_What is being asked_.
Return every record verbatim.

_Records for the exercise_.
====================

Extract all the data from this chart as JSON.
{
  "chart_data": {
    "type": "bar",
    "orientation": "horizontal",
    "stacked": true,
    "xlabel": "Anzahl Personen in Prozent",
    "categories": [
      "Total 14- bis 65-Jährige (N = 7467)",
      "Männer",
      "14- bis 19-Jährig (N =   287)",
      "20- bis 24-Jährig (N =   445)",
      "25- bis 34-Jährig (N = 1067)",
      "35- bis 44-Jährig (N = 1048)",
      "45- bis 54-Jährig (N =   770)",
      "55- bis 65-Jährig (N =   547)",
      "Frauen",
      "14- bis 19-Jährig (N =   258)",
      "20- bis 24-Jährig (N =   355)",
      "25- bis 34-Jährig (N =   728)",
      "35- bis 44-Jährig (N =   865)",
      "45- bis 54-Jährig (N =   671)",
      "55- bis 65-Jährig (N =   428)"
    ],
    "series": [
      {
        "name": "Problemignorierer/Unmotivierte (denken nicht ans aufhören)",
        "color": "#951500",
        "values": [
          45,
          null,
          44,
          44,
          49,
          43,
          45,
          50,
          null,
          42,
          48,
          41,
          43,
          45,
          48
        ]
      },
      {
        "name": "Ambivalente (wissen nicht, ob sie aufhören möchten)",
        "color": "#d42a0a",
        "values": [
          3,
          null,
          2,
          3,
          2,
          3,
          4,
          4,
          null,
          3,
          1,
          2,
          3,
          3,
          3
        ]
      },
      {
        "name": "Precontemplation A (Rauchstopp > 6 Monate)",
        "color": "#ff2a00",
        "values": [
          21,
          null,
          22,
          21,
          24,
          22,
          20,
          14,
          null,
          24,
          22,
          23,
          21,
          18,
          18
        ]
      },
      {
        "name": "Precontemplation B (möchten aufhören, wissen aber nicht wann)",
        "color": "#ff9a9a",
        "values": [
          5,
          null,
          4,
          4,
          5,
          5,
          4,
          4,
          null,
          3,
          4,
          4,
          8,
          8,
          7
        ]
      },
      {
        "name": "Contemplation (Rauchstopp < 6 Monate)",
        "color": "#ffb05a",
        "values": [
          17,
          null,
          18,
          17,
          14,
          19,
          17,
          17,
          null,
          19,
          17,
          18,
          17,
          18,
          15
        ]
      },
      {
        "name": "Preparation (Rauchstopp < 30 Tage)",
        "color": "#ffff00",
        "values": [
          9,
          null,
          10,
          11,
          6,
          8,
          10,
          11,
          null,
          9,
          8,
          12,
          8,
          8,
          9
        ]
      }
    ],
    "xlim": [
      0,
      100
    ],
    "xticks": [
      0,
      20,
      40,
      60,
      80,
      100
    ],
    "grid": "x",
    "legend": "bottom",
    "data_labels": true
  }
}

====================

_Output for this task_.
Extract all the data from this chart as JSON.
{
  "chart_data": {
    "type": "bar",
    "orientation": "horizontal",
    "stacked": true,
    "xlabel": "Anzahl Personen in Prozent",
    "categories": [
      "Total 14- bis 65-Jährige (N = 7467)",
      "Männer",
      "14- bis 19-Jährig (N =   287)",
      "20- bis 24-Jährig (N =   445)",
      "25- bis 34-Jährig (N = 1067)",
      "35- bis 44-Jährig (N = 1048)",
      "45- bis 54-Jährig (N =   770)",
      "55- bis 65-Jährig (N =   547)",
      "Frauen",
      "14- bis 19-Jährig (N =   258)",
      "20- bis 24-Jährig (N =   355)",
      "25- bis 34-Jährig (N =   728)",
      "35- bis 44-Jährig (N =   865)",
      "45- bis 54-Jährig (N =   671)",
      "55- bis 65-Jährig (N =   428)"
    ],
    "series": [
      {
        "name": "Problemignorierer/Unmotivierte (denken nicht ans aufhören)",
        "color": "#951500",
        "values": [
          45,
          null,
          44,
          44,
          49,
          43,
          45,
          50,
          null,
          42,
          48,
          41,
          43,
          45,
          48
        ]
      },
      {
        "name": "Ambivalente (wissen nicht, ob sie aufhören möchten)",
        "color": "#d42a0a",
        "values": [
          3,
          null,
          2,
          3,
          2,
          3,
          4,
          4,
          null,
          3,
          1,
          2,
          3,
          3,
          3
        ]
      },
      {
        "name": "Precontemplation A (Rauchstopp > 6 Monate)",
        "color": "#ff2a00",
        "values": [
          21,
          null,
          22,
          21,
          24,
          22,
          20,
          14,
          null,
          24,
          22,
          23,
          21,
          18,
          18
        ]
      },
      {
        "name": "Precontemplation B (möchten aufhören, wissen aber nicht wann)",
        "color": "#ff9a9a",
        "values": [
          5,
          null,
          4,
          4,
          5,
          5,
          4,
          4,
          null,
          3,
          4,
          4,
          8,
          8,
          7
        ]
      },
      {
        "name": "Contemplation (Rauchstopp < 6 Monate)",
        "color": "#ffb05a",
        "values": [
          17,
          null,
          18,
          17,
          14,
          19,
          17,
          17,
          null,
          19,
          17,
          18,
          17,
          18,
          15
        ]
      },
      {
        "name": "Preparation (Rauchstopp < 30 Tage)",
        "color": "#ffff00",
        "values": [
          9,
          null,
          10,
          11,
          6,
          8,
          10,
          11,
          null,
          9,
          8,
          12,
          8,
          8,
          9
        ]
      }
    ],
    "xlim": [
      0,
      100
    ],
    "xticks": [
      0,
      20,
      40,
      60,
      80,
      100
    ],
    "grid": "x",
    "legend": "bottom",
    "data_labels": true
  }
}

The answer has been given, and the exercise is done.